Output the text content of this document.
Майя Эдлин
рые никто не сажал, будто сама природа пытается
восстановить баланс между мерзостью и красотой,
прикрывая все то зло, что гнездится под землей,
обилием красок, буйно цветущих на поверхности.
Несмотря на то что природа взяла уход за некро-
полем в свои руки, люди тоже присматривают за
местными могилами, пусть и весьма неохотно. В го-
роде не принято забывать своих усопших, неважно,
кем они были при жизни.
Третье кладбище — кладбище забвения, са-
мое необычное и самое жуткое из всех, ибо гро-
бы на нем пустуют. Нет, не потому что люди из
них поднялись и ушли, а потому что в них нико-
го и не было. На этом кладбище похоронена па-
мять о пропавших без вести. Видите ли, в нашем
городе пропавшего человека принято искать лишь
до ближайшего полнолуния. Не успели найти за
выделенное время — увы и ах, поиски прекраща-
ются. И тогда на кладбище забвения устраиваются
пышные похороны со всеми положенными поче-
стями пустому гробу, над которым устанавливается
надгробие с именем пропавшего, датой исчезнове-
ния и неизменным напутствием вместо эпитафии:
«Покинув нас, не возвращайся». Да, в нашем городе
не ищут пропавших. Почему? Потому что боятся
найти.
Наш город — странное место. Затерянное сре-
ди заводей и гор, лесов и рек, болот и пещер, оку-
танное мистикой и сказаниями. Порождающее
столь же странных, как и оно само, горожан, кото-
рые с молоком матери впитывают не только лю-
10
+--
Work instructions: Please reproduce every line of the material word for word.

Response to the task:
Output the text content of this document.
Майя Эдлин
рые никто не сажал, будто сама природа пытается
восстановить баланс между мерзостью и красотой,
прикрывая все то зло, что гнездится под землей,
обилием красок, буйно цветущих на поверхности.
Несмотря на то что природа взяла уход за некро-
полем в свои руки, люди тоже присматривают за
местными могилами, пусть и весьма неохотно. В го-
роде не принято забывать своих усопших, неважно,
кем они были при жизни.
Третье кладбище — кладбище забвения, са-
мое необычное и самое жуткое из всех, ибо гро-
бы на нем пустуют. Нет, не потому что люди из
них поднялись и ушли, а потому что в них нико-
го и не было. На этом кладбище похоронена па-
мять о пропавших без вести. Видите ли, в нашем
городе пропавшего человека принято искать лишь
до ближайшего полнолуния. Не успели найти за
выделенное время — увы и ах, поиски прекраща-
ются. И тогда на кладбище забвения устраиваются
пышные похороны со всеми положенными поче-
стями пустому гробу, над которым устанавливается
надгробие с именем пропавшего, датой исчезнове-
ния и неизменным напутствием вместо эпитафии:
«Покинув нас, не возвращайся». Да, в нашем городе
не ищут пропавших. Почему? Потому что боятся
найти.
Наш город — странное место. Затерянное сре-
ди заводей и гор, лесов и рек, болот и пещер, оку-
танное мистикой и сказаниями. Порождающее
столь же странных, как и оно само, горожан, кото-
рые с молоком матери впитывают не только лю-
10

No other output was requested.